Problem to solve
Copy out each line of the data that holds the word "type".

Source material
▼
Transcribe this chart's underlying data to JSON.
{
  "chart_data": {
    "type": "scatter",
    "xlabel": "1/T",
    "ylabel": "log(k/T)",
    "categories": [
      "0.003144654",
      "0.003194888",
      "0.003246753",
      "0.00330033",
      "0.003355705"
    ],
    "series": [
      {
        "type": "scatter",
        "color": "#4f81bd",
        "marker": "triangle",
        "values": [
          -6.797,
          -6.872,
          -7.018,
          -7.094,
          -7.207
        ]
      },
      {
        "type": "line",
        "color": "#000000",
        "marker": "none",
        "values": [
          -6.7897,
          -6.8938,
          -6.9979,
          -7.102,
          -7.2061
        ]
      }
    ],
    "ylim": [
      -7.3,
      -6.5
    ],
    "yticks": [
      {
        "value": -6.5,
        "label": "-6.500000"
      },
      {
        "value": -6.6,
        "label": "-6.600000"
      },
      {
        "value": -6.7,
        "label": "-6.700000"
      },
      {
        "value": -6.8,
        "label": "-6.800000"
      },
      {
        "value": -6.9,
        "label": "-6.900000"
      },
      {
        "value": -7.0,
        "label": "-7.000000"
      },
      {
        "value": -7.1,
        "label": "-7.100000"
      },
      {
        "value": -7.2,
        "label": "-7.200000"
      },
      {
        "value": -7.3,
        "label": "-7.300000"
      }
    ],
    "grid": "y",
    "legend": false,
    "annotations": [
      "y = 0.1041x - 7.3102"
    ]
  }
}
▲
Response
    "type": "scatter",
        "type": "scatter",
        "type": "line",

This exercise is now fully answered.